- _STORED DATA_:

--------------------------------

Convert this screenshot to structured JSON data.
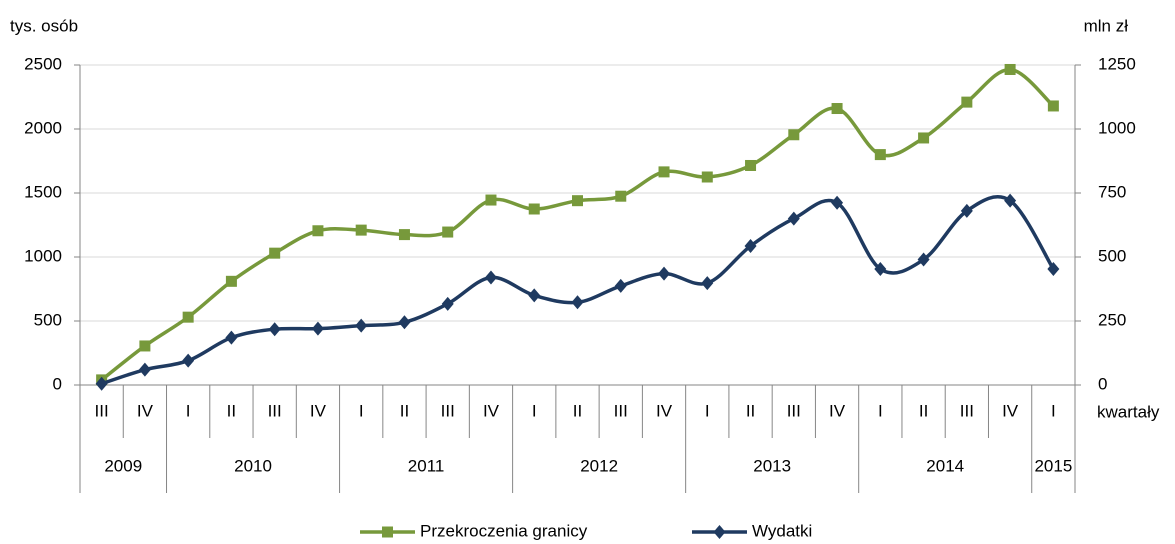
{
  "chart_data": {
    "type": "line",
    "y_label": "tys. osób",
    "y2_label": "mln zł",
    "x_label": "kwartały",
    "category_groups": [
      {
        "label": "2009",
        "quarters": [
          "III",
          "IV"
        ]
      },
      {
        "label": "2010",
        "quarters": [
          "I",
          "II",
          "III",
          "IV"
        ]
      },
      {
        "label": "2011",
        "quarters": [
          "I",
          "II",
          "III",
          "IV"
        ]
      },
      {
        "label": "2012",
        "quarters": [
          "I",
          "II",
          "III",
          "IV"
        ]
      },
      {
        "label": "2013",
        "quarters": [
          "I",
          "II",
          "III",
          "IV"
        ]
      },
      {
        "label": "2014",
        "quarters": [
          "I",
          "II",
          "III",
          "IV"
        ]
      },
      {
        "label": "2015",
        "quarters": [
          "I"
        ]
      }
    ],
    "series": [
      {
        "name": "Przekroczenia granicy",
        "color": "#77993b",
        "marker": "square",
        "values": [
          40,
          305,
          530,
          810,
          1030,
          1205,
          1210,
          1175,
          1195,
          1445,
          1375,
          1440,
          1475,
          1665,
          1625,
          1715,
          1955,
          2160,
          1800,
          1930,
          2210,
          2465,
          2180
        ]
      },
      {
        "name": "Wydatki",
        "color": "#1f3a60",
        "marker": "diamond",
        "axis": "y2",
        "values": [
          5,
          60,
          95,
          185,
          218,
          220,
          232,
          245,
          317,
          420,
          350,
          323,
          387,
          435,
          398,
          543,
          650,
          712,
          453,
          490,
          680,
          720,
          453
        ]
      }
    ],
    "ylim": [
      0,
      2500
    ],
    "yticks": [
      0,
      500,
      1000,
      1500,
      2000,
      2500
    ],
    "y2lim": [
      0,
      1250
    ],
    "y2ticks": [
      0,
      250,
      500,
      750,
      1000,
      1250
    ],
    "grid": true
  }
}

--------------------------------

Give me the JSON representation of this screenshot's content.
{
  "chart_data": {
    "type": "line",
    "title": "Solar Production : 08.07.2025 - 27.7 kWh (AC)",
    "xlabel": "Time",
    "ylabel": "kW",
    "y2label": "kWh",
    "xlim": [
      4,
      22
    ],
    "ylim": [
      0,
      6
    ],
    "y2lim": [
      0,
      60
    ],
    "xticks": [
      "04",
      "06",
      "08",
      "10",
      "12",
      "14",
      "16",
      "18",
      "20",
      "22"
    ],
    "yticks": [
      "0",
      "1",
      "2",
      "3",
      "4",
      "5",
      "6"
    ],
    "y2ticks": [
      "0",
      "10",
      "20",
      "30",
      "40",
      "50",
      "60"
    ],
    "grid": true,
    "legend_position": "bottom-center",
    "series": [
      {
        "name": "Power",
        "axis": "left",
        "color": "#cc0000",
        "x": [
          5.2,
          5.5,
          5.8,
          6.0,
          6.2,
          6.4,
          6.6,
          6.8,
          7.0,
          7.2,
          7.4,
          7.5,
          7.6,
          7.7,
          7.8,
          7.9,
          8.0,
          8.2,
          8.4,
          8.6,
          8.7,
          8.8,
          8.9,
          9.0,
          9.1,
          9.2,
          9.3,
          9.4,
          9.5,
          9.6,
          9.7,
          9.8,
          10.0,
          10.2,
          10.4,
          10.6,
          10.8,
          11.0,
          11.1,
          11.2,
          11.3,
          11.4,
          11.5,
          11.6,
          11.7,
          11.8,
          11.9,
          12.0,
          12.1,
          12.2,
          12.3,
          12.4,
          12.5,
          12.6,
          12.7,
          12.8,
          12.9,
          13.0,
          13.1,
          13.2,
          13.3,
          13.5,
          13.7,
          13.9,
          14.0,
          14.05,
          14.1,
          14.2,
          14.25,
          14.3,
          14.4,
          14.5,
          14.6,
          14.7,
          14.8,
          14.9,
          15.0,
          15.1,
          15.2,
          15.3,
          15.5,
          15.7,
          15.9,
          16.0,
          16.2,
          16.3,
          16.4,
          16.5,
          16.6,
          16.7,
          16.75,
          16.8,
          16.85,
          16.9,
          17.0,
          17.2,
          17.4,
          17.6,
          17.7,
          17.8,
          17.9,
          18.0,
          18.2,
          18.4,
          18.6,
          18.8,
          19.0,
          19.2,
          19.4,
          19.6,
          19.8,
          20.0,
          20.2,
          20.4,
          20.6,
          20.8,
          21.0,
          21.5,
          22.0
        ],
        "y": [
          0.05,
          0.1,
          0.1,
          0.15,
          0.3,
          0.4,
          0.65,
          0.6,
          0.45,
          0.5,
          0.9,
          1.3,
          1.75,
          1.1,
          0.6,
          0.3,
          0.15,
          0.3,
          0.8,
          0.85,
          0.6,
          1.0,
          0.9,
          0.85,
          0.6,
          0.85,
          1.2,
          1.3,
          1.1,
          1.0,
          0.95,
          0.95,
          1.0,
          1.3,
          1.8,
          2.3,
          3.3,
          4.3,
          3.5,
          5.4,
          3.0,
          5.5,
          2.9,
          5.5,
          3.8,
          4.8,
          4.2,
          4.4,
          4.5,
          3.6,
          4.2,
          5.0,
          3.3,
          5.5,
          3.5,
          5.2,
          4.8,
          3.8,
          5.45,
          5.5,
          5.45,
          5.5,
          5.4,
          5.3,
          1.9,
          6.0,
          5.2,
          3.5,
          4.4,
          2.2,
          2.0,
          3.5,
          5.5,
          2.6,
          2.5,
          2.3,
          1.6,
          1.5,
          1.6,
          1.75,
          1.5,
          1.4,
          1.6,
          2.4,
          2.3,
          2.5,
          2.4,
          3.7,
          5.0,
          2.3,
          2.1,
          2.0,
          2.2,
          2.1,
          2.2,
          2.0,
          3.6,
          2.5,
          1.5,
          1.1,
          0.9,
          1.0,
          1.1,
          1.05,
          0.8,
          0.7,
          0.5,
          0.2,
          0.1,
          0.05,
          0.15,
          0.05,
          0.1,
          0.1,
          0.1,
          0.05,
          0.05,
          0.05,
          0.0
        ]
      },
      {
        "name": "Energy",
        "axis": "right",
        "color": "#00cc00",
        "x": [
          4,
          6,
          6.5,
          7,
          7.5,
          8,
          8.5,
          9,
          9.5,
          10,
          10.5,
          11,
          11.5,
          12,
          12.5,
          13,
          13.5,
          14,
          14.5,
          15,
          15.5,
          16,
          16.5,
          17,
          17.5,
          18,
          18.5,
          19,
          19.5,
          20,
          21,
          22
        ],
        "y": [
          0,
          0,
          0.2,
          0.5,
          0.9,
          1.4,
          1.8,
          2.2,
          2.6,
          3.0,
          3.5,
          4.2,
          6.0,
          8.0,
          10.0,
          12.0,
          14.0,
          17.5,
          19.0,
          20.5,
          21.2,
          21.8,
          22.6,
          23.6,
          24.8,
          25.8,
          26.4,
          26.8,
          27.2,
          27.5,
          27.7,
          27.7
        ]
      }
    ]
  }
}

--------------------------------

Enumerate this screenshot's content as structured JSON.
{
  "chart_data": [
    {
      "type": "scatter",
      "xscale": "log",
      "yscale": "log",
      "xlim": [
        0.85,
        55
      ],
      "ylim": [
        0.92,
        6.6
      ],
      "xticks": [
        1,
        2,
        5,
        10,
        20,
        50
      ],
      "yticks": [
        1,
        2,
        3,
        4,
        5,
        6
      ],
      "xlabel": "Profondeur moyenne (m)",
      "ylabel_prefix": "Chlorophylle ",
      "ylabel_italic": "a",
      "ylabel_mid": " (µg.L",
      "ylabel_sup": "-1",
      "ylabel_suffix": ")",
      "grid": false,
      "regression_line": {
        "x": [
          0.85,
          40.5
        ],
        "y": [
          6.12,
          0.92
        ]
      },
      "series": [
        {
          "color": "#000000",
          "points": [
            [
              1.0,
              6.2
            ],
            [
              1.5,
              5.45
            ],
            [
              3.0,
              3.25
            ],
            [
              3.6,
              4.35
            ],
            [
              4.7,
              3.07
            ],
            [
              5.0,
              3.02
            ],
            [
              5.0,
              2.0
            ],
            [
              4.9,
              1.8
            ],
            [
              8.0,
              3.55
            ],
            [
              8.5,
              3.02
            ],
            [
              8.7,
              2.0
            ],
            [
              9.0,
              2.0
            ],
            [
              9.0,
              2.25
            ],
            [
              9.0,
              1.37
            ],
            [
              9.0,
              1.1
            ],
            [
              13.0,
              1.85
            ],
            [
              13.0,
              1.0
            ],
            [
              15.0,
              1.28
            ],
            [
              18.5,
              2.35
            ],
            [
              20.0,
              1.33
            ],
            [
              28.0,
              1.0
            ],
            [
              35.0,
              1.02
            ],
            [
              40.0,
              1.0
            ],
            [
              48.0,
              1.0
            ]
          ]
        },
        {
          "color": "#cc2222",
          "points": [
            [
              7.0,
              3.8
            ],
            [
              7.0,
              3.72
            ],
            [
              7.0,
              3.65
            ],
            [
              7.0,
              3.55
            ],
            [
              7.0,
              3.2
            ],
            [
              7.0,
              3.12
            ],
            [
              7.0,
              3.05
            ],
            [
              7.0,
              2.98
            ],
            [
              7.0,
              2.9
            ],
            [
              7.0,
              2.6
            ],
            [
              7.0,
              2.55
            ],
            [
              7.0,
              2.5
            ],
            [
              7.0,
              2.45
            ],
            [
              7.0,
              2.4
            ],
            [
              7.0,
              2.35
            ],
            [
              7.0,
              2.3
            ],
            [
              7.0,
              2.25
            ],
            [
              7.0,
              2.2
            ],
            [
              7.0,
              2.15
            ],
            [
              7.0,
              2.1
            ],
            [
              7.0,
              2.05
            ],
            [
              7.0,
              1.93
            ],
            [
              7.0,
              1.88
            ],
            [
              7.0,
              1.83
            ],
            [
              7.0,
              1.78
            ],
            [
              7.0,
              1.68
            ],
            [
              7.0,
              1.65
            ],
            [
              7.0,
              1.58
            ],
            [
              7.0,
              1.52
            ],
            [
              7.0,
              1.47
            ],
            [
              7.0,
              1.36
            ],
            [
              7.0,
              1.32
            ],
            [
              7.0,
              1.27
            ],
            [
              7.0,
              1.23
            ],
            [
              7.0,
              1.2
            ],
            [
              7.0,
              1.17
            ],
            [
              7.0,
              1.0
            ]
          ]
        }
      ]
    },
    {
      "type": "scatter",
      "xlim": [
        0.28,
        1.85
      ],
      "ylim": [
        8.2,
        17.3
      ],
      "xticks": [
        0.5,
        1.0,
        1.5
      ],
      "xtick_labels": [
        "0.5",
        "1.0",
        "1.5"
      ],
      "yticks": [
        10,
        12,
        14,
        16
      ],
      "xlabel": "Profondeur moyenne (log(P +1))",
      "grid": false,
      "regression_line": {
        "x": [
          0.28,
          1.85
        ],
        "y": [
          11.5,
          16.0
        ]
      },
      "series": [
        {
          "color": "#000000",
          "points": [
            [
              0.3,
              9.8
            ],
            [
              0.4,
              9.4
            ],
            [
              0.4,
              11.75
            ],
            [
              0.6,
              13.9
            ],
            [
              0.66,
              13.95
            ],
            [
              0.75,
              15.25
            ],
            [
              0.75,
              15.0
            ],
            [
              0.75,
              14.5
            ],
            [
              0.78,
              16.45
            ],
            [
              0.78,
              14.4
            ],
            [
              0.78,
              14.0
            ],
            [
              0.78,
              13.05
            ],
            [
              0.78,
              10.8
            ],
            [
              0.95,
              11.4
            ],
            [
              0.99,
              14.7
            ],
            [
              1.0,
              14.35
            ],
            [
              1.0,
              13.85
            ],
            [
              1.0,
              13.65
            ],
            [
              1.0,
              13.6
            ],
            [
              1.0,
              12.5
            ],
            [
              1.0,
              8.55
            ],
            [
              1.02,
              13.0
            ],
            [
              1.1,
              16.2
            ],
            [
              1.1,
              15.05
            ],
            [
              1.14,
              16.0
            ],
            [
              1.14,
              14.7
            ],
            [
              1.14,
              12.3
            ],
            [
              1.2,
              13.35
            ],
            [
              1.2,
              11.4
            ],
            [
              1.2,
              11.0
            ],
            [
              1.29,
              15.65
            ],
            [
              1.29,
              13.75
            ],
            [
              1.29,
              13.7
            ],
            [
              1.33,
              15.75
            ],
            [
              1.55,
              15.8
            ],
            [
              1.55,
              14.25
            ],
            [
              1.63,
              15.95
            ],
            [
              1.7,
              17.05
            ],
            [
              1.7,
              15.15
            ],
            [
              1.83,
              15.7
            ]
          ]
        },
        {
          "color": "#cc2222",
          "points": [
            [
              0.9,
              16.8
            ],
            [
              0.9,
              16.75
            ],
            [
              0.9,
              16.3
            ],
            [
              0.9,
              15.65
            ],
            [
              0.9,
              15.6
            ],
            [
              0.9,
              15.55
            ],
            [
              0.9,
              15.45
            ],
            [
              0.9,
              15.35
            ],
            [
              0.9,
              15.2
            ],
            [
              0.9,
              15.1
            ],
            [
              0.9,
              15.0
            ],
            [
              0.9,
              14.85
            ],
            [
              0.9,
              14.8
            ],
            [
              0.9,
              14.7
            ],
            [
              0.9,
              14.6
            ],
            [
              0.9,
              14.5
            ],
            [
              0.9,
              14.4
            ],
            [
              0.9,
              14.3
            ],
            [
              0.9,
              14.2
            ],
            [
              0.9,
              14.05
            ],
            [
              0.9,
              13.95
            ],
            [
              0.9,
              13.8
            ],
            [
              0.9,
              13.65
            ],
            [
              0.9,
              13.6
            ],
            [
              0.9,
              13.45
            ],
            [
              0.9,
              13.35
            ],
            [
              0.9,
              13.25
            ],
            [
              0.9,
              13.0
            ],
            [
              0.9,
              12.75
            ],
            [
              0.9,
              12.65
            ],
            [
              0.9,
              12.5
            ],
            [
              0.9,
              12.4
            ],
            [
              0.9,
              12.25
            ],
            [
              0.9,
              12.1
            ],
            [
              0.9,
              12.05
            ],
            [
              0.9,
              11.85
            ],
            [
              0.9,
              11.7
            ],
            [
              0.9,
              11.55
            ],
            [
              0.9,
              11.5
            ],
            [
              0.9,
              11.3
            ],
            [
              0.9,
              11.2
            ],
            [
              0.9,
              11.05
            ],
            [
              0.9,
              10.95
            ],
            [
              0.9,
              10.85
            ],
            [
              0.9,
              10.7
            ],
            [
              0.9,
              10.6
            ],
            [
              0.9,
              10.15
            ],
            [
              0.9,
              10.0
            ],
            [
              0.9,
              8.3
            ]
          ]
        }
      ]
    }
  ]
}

--------------------------------

Copy out every line of the material above that mentions the word "moyenne".

- _ANSWER_:
      "xlabel": "Profondeur moyenne (m)",
      "xlabel": "Profondeur moyenne (log(P +1))",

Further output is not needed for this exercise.